● REQUEST:
What is the number of lines holding the word "name"? Give that number alone.

===== RECORDS

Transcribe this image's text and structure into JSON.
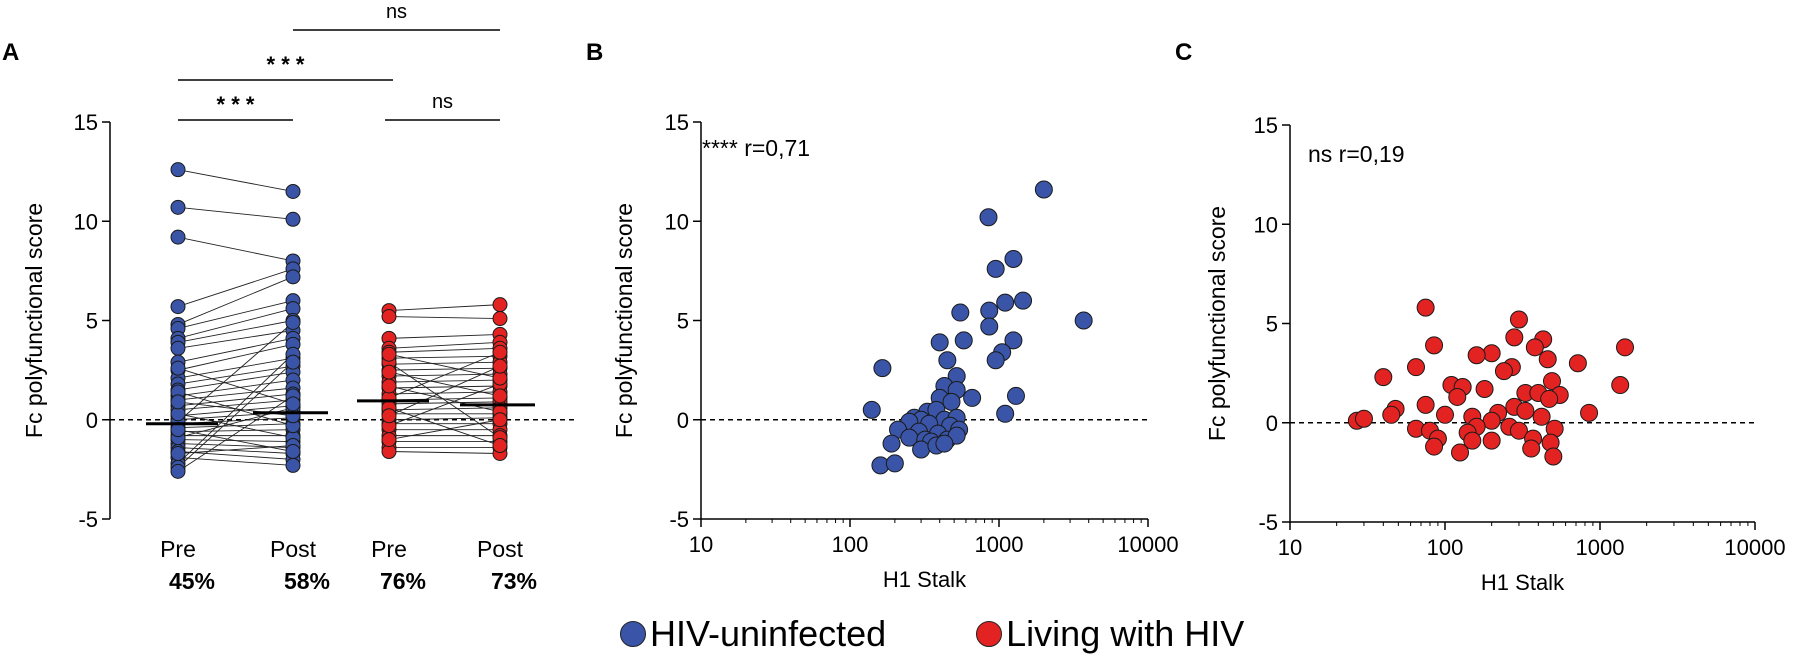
{
  "chart_data": [
    {
      "panel": "A",
      "type": "scatter",
      "title": "",
      "ylabel": "Fc polyfunctional score",
      "ylim": [
        -5,
        15
      ],
      "yticks": [
        -5,
        0,
        5,
        10,
        15
      ],
      "reference_line_y": 0,
      "categories": [
        "Pre",
        "Post",
        "Pre",
        "Post"
      ],
      "percentages": [
        "45%",
        "58%",
        "76%",
        "73%"
      ],
      "groups": [
        {
          "name": "HIV-uninfected",
          "color": "#3a55a8",
          "pre_median": -0.2,
          "post_median": 0.35,
          "pairs": [
            [
              12.6,
              11.5
            ],
            [
              10.7,
              10.1
            ],
            [
              9.2,
              8.0
            ],
            [
              5.7,
              7.6
            ],
            [
              4.8,
              7.2
            ],
            [
              4.6,
              6.0
            ],
            [
              4.1,
              5.6
            ],
            [
              3.9,
              5.0
            ],
            [
              3.6,
              4.5
            ],
            [
              2.9,
              4.1
            ],
            [
              2.5,
              3.8
            ],
            [
              2.1,
              3.1
            ],
            [
              1.8,
              2.7
            ],
            [
              1.5,
              2.4
            ],
            [
              1.2,
              2.0
            ],
            [
              1.0,
              1.6
            ],
            [
              0.7,
              1.3
            ],
            [
              0.5,
              1.0
            ],
            [
              0.2,
              0.7
            ],
            [
              0.0,
              0.4
            ],
            [
              -0.2,
              0.1
            ],
            [
              -0.4,
              -0.2
            ],
            [
              -0.6,
              -0.5
            ],
            [
              -0.8,
              -0.8
            ],
            [
              -1.0,
              -1.1
            ],
            [
              -1.2,
              -1.4
            ],
            [
              -1.4,
              -1.7
            ],
            [
              -1.6,
              -2.0
            ],
            [
              -1.9,
              -2.3
            ],
            [
              -2.2,
              3.3
            ],
            [
              -2.4,
              2.9
            ],
            [
              -2.6,
              1.2
            ],
            [
              -0.1,
              4.9
            ],
            [
              0.3,
              -0.9
            ],
            [
              -0.9,
              0.6
            ],
            [
              1.4,
              -0.3
            ],
            [
              -1.7,
              -1.3
            ],
            [
              0.9,
              0.2
            ],
            [
              -0.5,
              -1.6
            ],
            [
              2.6,
              0.8
            ]
          ]
        },
        {
          "name": "Living with HIV",
          "color": "#e32322",
          "pre_median": 0.95,
          "post_median": 0.75,
          "pairs": [
            [
              5.5,
              5.8
            ],
            [
              5.2,
              5.1
            ],
            [
              4.1,
              4.3
            ],
            [
              3.6,
              3.9
            ],
            [
              3.4,
              3.6
            ],
            [
              3.1,
              3.2
            ],
            [
              2.8,
              2.9
            ],
            [
              2.5,
              2.6
            ],
            [
              2.2,
              2.3
            ],
            [
              1.9,
              2.0
            ],
            [
              1.6,
              1.7
            ],
            [
              1.3,
              1.4
            ],
            [
              1.0,
              1.1
            ],
            [
              0.8,
              0.9
            ],
            [
              0.5,
              0.6
            ],
            [
              0.3,
              0.3
            ],
            [
              0.0,
              0.1
            ],
            [
              -0.2,
              -0.2
            ],
            [
              -0.5,
              -0.5
            ],
            [
              -0.8,
              -0.8
            ],
            [
              -1.1,
              -1.1
            ],
            [
              -1.4,
              -1.4
            ],
            [
              -1.6,
              -1.7
            ],
            [
              2.9,
              -0.9
            ],
            [
              1.1,
              3.4
            ],
            [
              -0.3,
              1.8
            ],
            [
              0.6,
              -1.3
            ],
            [
              1.7,
              0.4
            ],
            [
              2.4,
              1.2
            ],
            [
              -1.0,
              0.0
            ],
            [
              3.3,
              2.1
            ],
            [
              0.2,
              2.7
            ]
          ]
        }
      ],
      "significance": [
        {
          "from": 0,
          "to": 1,
          "label": "* * *"
        },
        {
          "from": 0,
          "to": 2,
          "label": "* * *"
        },
        {
          "from": 2,
          "to": 3,
          "label": "ns"
        },
        {
          "from": 1,
          "to": 3,
          "label": "ns"
        }
      ]
    },
    {
      "panel": "B",
      "type": "scatter",
      "xscale": "log",
      "xlabel": "H1 Stalk",
      "ylabel": "Fc polyfunctional score",
      "xlim": [
        10,
        10000
      ],
      "ylim": [
        -5,
        15
      ],
      "xticks": [
        10,
        100,
        1000,
        10000
      ],
      "yticks": [
        -5,
        0,
        5,
        10,
        15
      ],
      "reference_line_y": 0,
      "annotation": "**** r=0,71",
      "color": "#3a55a8",
      "points": [
        [
          2000,
          11.6
        ],
        [
          850,
          10.2
        ],
        [
          1250,
          8.1
        ],
        [
          950,
          7.6
        ],
        [
          1450,
          6.0
        ],
        [
          1100,
          5.9
        ],
        [
          3700,
          5.0
        ],
        [
          860,
          5.5
        ],
        [
          550,
          5.4
        ],
        [
          860,
          4.7
        ],
        [
          1250,
          4.0
        ],
        [
          580,
          4.0
        ],
        [
          400,
          3.9
        ],
        [
          1050,
          3.4
        ],
        [
          950,
          3.0
        ],
        [
          450,
          3.0
        ],
        [
          165,
          2.6
        ],
        [
          520,
          2.2
        ],
        [
          430,
          1.7
        ],
        [
          520,
          1.5
        ],
        [
          660,
          1.1
        ],
        [
          1300,
          1.2
        ],
        [
          400,
          1.1
        ],
        [
          480,
          0.9
        ],
        [
          140,
          0.5
        ],
        [
          1100,
          0.3
        ],
        [
          330,
          0.4
        ],
        [
          380,
          0.5
        ],
        [
          270,
          0.1
        ],
        [
          300,
          0.0
        ],
        [
          430,
          0.0
        ],
        [
          520,
          0.1
        ],
        [
          250,
          -0.1
        ],
        [
          340,
          -0.2
        ],
        [
          470,
          -0.3
        ],
        [
          210,
          -0.5
        ],
        [
          290,
          -0.6
        ],
        [
          390,
          -0.7
        ],
        [
          540,
          -0.5
        ],
        [
          250,
          -0.9
        ],
        [
          320,
          -1.0
        ],
        [
          450,
          -1.0
        ],
        [
          520,
          -0.8
        ],
        [
          350,
          -1.1
        ],
        [
          190,
          -1.2
        ],
        [
          300,
          -1.5
        ],
        [
          380,
          -1.3
        ],
        [
          430,
          -1.2
        ],
        [
          160,
          -2.3
        ],
        [
          200,
          -2.2
        ]
      ]
    },
    {
      "panel": "C",
      "type": "scatter",
      "xscale": "log",
      "xlabel": "H1 Stalk",
      "ylabel": "Fc polyfunctional score",
      "xlim": [
        10,
        10000
      ],
      "ylim": [
        -5,
        15
      ],
      "xticks": [
        10,
        100,
        1000,
        10000
      ],
      "yticks": [
        -5,
        0,
        5,
        10,
        15
      ],
      "reference_line_y": 0,
      "annotation": "ns r=0,19",
      "color": "#e32322",
      "points": [
        [
          75,
          5.8
        ],
        [
          300,
          5.2
        ],
        [
          1450,
          3.8
        ],
        [
          85,
          3.9
        ],
        [
          280,
          4.3
        ],
        [
          430,
          4.2
        ],
        [
          380,
          3.8
        ],
        [
          200,
          3.5
        ],
        [
          460,
          3.2
        ],
        [
          160,
          3.4
        ],
        [
          720,
          3.0
        ],
        [
          65,
          2.8
        ],
        [
          40,
          2.3
        ],
        [
          270,
          2.8
        ],
        [
          240,
          2.6
        ],
        [
          490,
          2.1
        ],
        [
          110,
          1.9
        ],
        [
          130,
          1.8
        ],
        [
          180,
          1.7
        ],
        [
          330,
          1.5
        ],
        [
          400,
          1.5
        ],
        [
          550,
          1.4
        ],
        [
          1350,
          1.9
        ],
        [
          120,
          1.3
        ],
        [
          470,
          1.2
        ],
        [
          280,
          0.8
        ],
        [
          330,
          0.6
        ],
        [
          220,
          0.5
        ],
        [
          850,
          0.5
        ],
        [
          48,
          0.7
        ],
        [
          45,
          0.4
        ],
        [
          75,
          0.9
        ],
        [
          100,
          0.4
        ],
        [
          150,
          0.3
        ],
        [
          200,
          0.1
        ],
        [
          420,
          0.3
        ],
        [
          27,
          0.1
        ],
        [
          30,
          0.2
        ],
        [
          65,
          -0.3
        ],
        [
          80,
          -0.4
        ],
        [
          160,
          -0.2
        ],
        [
          140,
          -0.5
        ],
        [
          260,
          -0.2
        ],
        [
          300,
          -0.4
        ],
        [
          510,
          -0.3
        ],
        [
          90,
          -0.8
        ],
        [
          150,
          -0.9
        ],
        [
          200,
          -0.9
        ],
        [
          370,
          -0.8
        ],
        [
          480,
          -1.0
        ],
        [
          85,
          -1.2
        ],
        [
          125,
          -1.5
        ],
        [
          360,
          -1.3
        ],
        [
          500,
          -1.7
        ]
      ]
    }
  ],
  "panels": {
    "A": {
      "letter": "A"
    },
    "B": {
      "letter": "B"
    },
    "C": {
      "letter": "C"
    }
  },
  "legend": [
    {
      "label": "HIV-uninfected",
      "color": "#3a55a8"
    },
    {
      "label": "Living with HIV",
      "color": "#e32322"
    }
  ]
}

==========

● WRITTEN RESPONSE:
2